*Written task*.
The listing below should be printed exactly, every line of it. Skip the pictures.

*Source records*.
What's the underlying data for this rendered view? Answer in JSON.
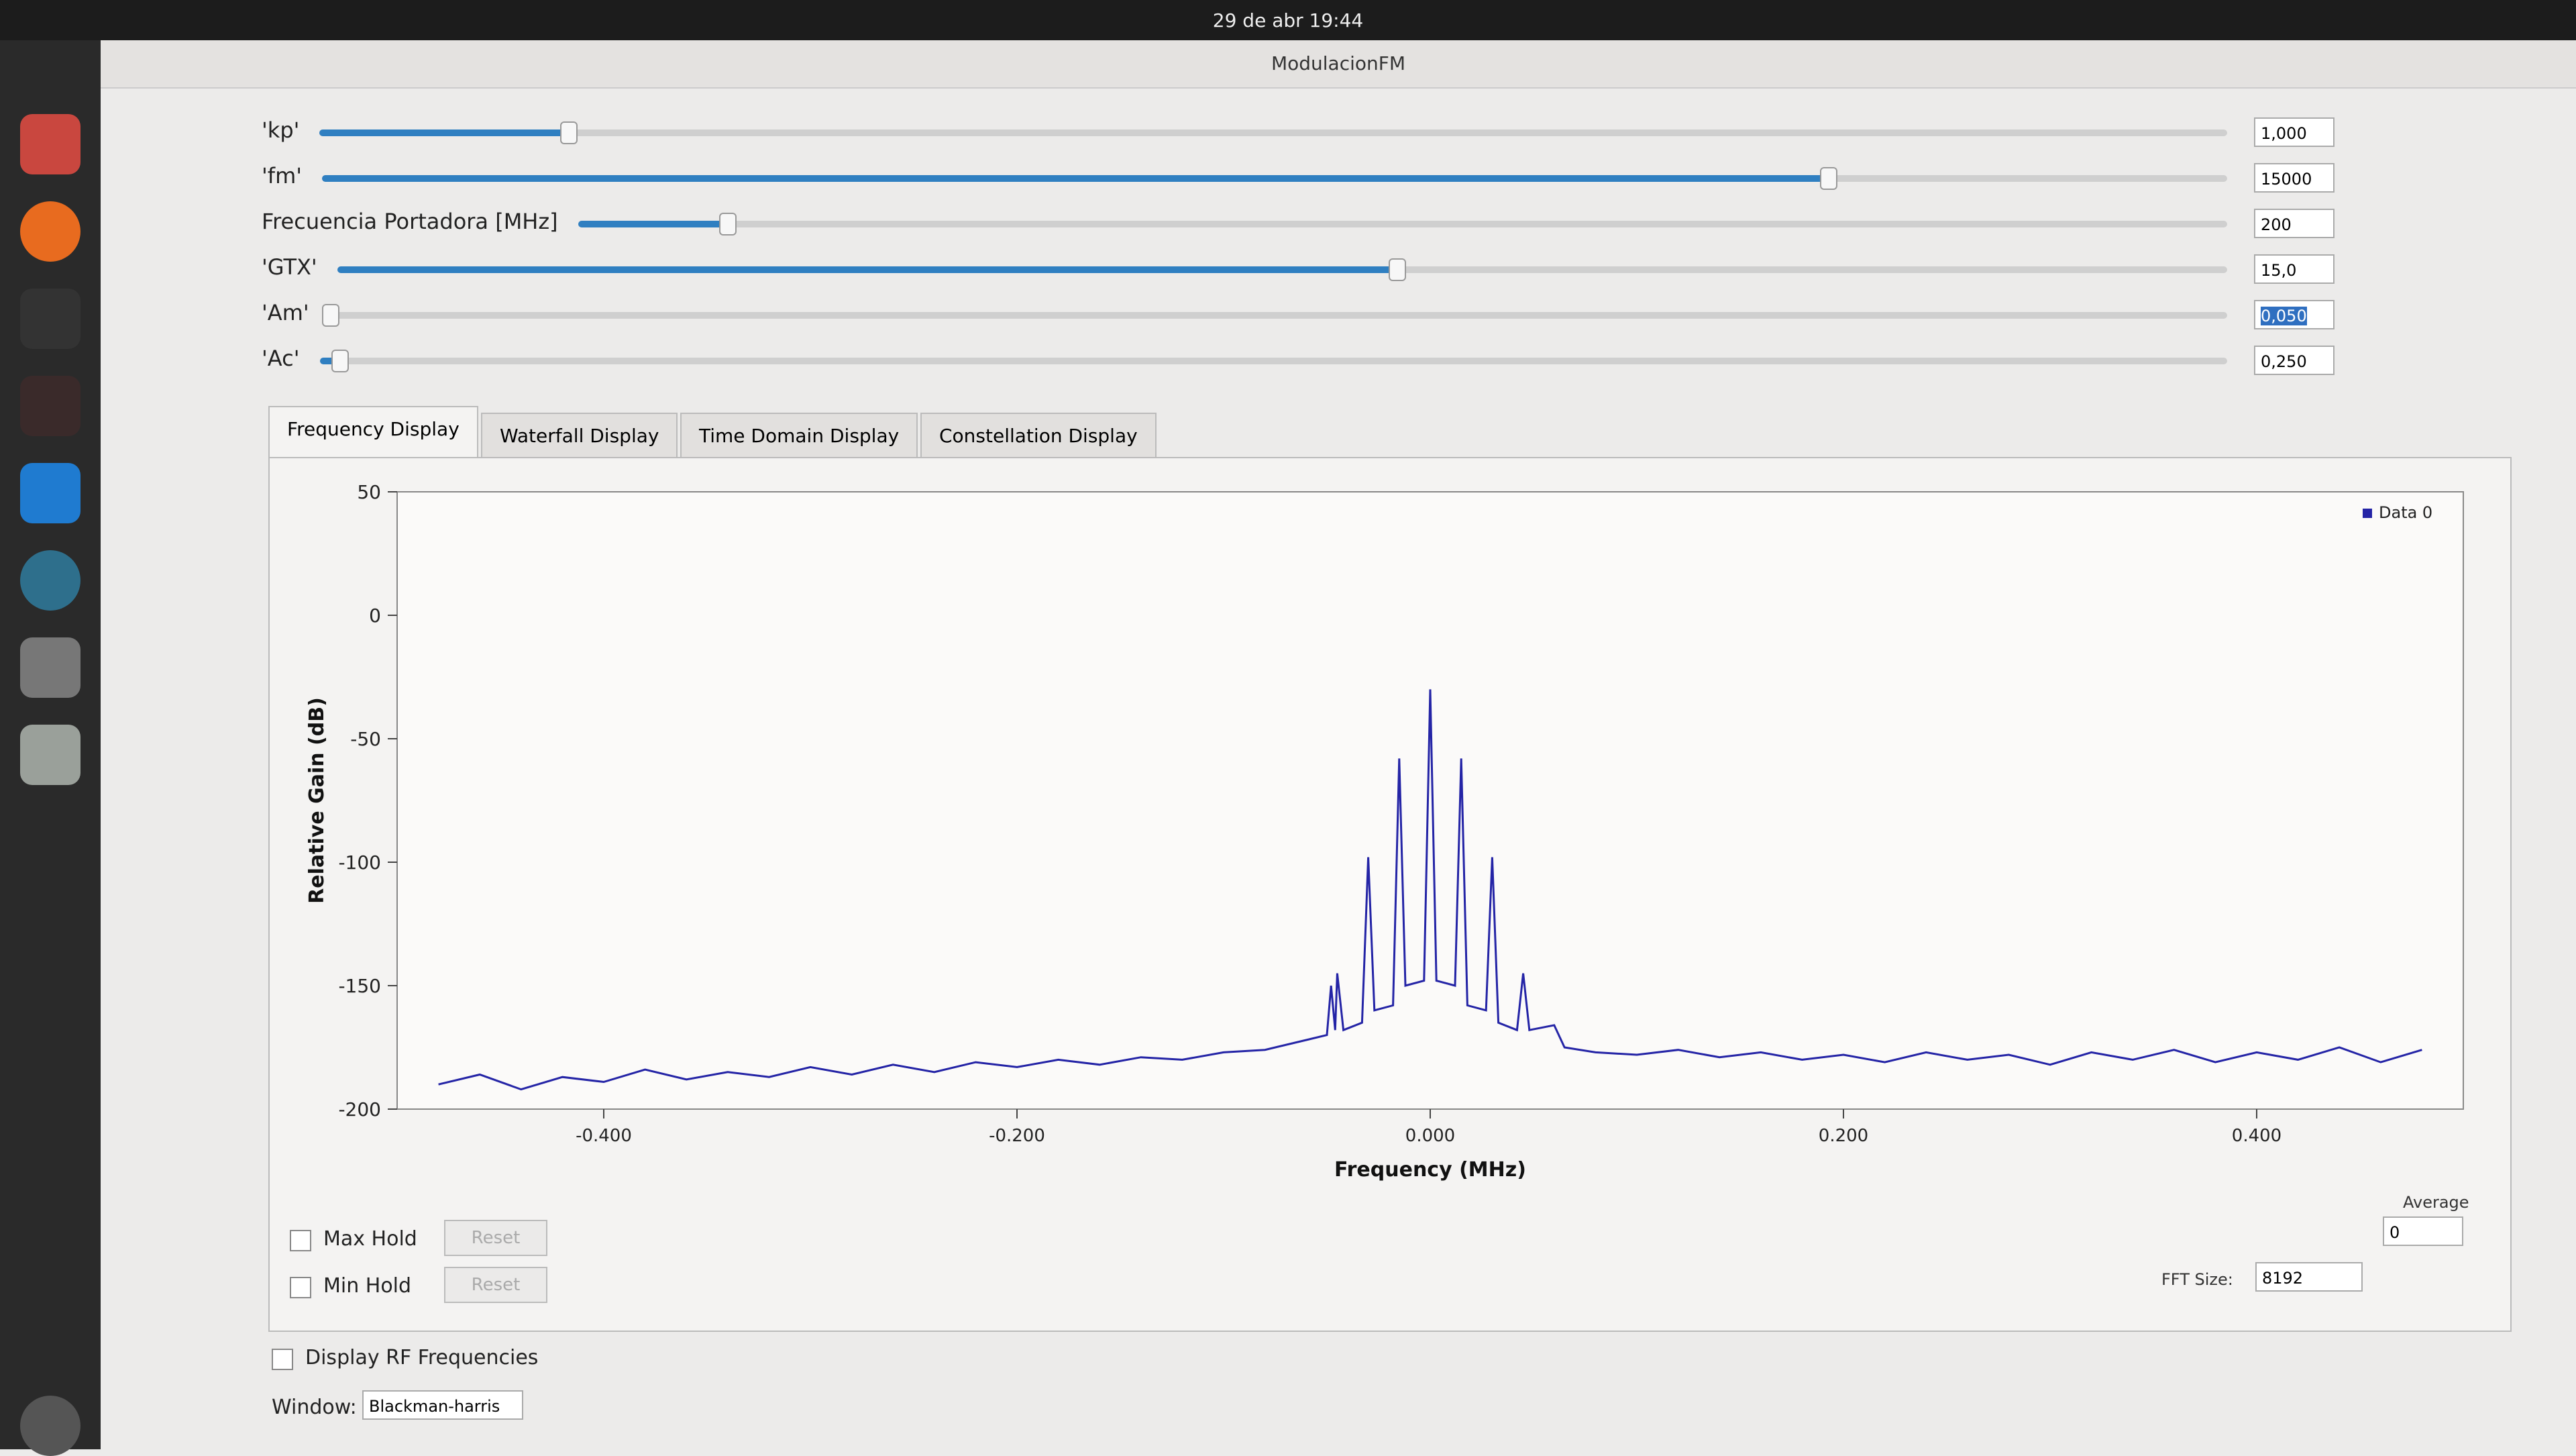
{
  "topbar": {
    "clock": "29 de abr 19:44"
  },
  "window": {
    "title": "ModulacionFM"
  },
  "controls": [
    {
      "label": "'kp'",
      "value": "1,000"
    },
    {
      "label": "'fm'",
      "value": "15000"
    },
    {
      "label": "Frecuencia Portadora [MHz]",
      "value": "200"
    },
    {
      "label": "'GTX'",
      "value": "15,0"
    },
    {
      "label": "'Am'",
      "value": "0,050"
    },
    {
      "label": "'Ac'",
      "value": "0,250"
    }
  ],
  "tabs": [
    "Frequency Display",
    "Waterfall Display",
    "Time Domain Display",
    "Constellation Display"
  ],
  "chart_data": {
    "type": "line",
    "xlabel": "Frequency (MHz)",
    "ylabel": "Relative Gain (dB)",
    "x": [
      -0.48,
      -0.46,
      -0.44,
      -0.42,
      -0.4,
      -0.38,
      -0.36,
      -0.34,
      -0.32,
      -0.3,
      -0.28,
      -0.26,
      -0.24,
      -0.22,
      -0.2,
      -0.18,
      -0.16,
      -0.14,
      -0.12,
      -0.1,
      -0.08,
      -0.06,
      -0.05,
      -0.048,
      -0.046,
      -0.045,
      -0.042,
      -0.033,
      -0.03,
      -0.027,
      -0.018,
      -0.015,
      -0.012,
      -0.003,
      0.0,
      0.003,
      0.012,
      0.015,
      0.018,
      0.027,
      0.03,
      0.033,
      0.042,
      0.045,
      0.048,
      0.06,
      0.065,
      0.08,
      0.1,
      0.12,
      0.14,
      0.16,
      0.18,
      0.2,
      0.22,
      0.24,
      0.26,
      0.28,
      0.3,
      0.32,
      0.34,
      0.36,
      0.38,
      0.4,
      0.42,
      0.44,
      0.46,
      0.48
    ],
    "series": [
      {
        "name": "Data 0",
        "color": "#2424a6",
        "values": [
          -190,
          -186,
          -192,
          -187,
          -189,
          -184,
          -188,
          -185,
          -187,
          -183,
          -186,
          -182,
          -185,
          -181,
          -183,
          -180,
          -182,
          -179,
          -180,
          -177,
          -176,
          -172,
          -170,
          -150,
          -168,
          -145,
          -168,
          -165,
          -98,
          -160,
          -158,
          -58,
          -150,
          -148,
          -30,
          -148,
          -150,
          -58,
          -158,
          -160,
          -98,
          -165,
          -168,
          -145,
          -168,
          -166,
          -175,
          -177,
          -178,
          -176,
          -179,
          -177,
          -180,
          -178,
          -181,
          -177,
          -180,
          -178,
          -182,
          -177,
          -180,
          -176,
          -181,
          -177,
          -180,
          -175,
          -181,
          -176
        ]
      }
    ],
    "xlim": [
      -0.5,
      0.5
    ],
    "ylim": [
      -200,
      50
    ],
    "xticks": [
      {
        "value": -0.4,
        "label": "-0.400"
      },
      {
        "value": -0.2,
        "label": "-0.200"
      },
      {
        "value": 0,
        "label": "0.000"
      },
      {
        "value": 0.2,
        "label": "0.200"
      },
      {
        "value": 0.4,
        "label": "0.400"
      }
    ],
    "yticks": [
      50,
      0,
      -50,
      -100,
      -150,
      -200
    ],
    "legend": "upper right"
  },
  "options": {
    "average_label": "Average",
    "average_value": "0",
    "fft_label": "FFT Size:",
    "fft_value": "8192",
    "max_hold": "Max Hold",
    "max_reset": "Reset",
    "min_hold": "Min Hold",
    "min_reset": "Reset",
    "rf": "Display RF Frequencies",
    "window_label": "Window:",
    "window_value": "Blackman-harris"
  }
}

*Task result*.
What's the underlying data for this rendered view? Answer in JSON.
{
  "topbar": {
    "clock": "29 de abr 19:44"
  },
  "window": {
    "title": "ModulacionFM"
  },
  "controls": [
    {
      "label": "'kp'",
      "value": "1,000"
    },
    {
      "label": "'fm'",
      "value": "15000"
    },
    {
      "label": "Frecuencia Portadora [MHz]",
      "value": "200"
    },
    {
      "label": "'GTX'",
      "value": "15,0"
    },
    {
      "label": "'Am'",
      "value": "0,050"
    },
    {
      "label": "'Ac'",
      "value": "0,250"
    }
  ],
  "tabs": [
    "Frequency Display",
    "Waterfall Display",
    "Time Domain Display",
    "Constellation Display"
  ],
  "chart_data": {
    "type": "line",
    "xlabel": "Frequency (MHz)",
    "ylabel": "Relative Gain (dB)",
    "x": [
      -0.48,
      -0.46,
      -0.44,
      -0.42,
      -0.4,
      -0.38,
      -0.36,
      -0.34,
      -0.32,
      -0.3,
      -0.28,
      -0.26,
      -0.24,
      -0.22,
      -0.2,
      -0.18,
      -0.16,
      -0.14,
      -0.12,
      -0.1,
      -0.08,
      -0.06,
      -0.05,
      -0.048,
      -0.046,
      -0.045,
      -0.042,
      -0.033,
      -0.03,
      -0.027,
      -0.018,
      -0.015,
      -0.012,
      -0.003,
      0.0,
      0.003,
      0.012,
      0.015,
      0.018,
      0.027,
      0.03,
      0.033,
      0.042,
      0.045,
      0.048,
      0.06,
      0.065,
      0.08,
      0.1,
      0.12,
      0.14,
      0.16,
      0.18,
      0.2,
      0.22,
      0.24,
      0.26,
      0.28,
      0.3,
      0.32,
      0.34,
      0.36,
      0.38,
      0.4,
      0.42,
      0.44,
      0.46,
      0.48
    ],
    "series": [
      {
        "name": "Data 0",
        "color": "#2424a6",
        "values": [
          -190,
          -186,
          -192,
          -187,
          -189,
          -184,
          -188,
          -185,
          -187,
          -183,
          -186,
          -182,
          -185,
          -181,
          -183,
          -180,
          -182,
          -179,
          -180,
          -177,
          -176,
          -172,
          -170,
          -150,
          -168,
          -145,
          -168,
          -165,
          -98,
          -160,
          -158,
          -58,
          -150,
          -148,
          -30,
          -148,
          -150,
          -58,
          -158,
          -160,
          -98,
          -165,
          -168,
          -145,
          -168,
          -166,
          -175,
          -177,
          -178,
          -176,
          -179,
          -177,
          -180,
          -178,
          -181,
          -177,
          -180,
          -178,
          -182,
          -177,
          -180,
          -176,
          -181,
          -177,
          -180,
          -175,
          -181,
          -176
        ]
      }
    ],
    "xlim": [
      -0.5,
      0.5
    ],
    "ylim": [
      -200,
      50
    ],
    "xticks": [
      {
        "value": -0.4,
        "label": "-0.400"
      },
      {
        "value": -0.2,
        "label": "-0.200"
      },
      {
        "value": 0,
        "label": "0.000"
      },
      {
        "value": 0.2,
        "label": "0.200"
      },
      {
        "value": 0.4,
        "label": "0.400"
      }
    ],
    "yticks": [
      50,
      0,
      -50,
      -100,
      -150,
      -200
    ],
    "legend": "upper right"
  },
  "options": {
    "average_label": "Average",
    "average_value": "0",
    "fft_label": "FFT Size:",
    "fft_value": "8192",
    "max_hold": "Max Hold",
    "max_reset": "Reset",
    "min_hold": "Min Hold",
    "min_reset": "Reset",
    "rf": "Display RF Frequencies",
    "window_label": "Window:",
    "window_value": "Blackman-harris"
  }
}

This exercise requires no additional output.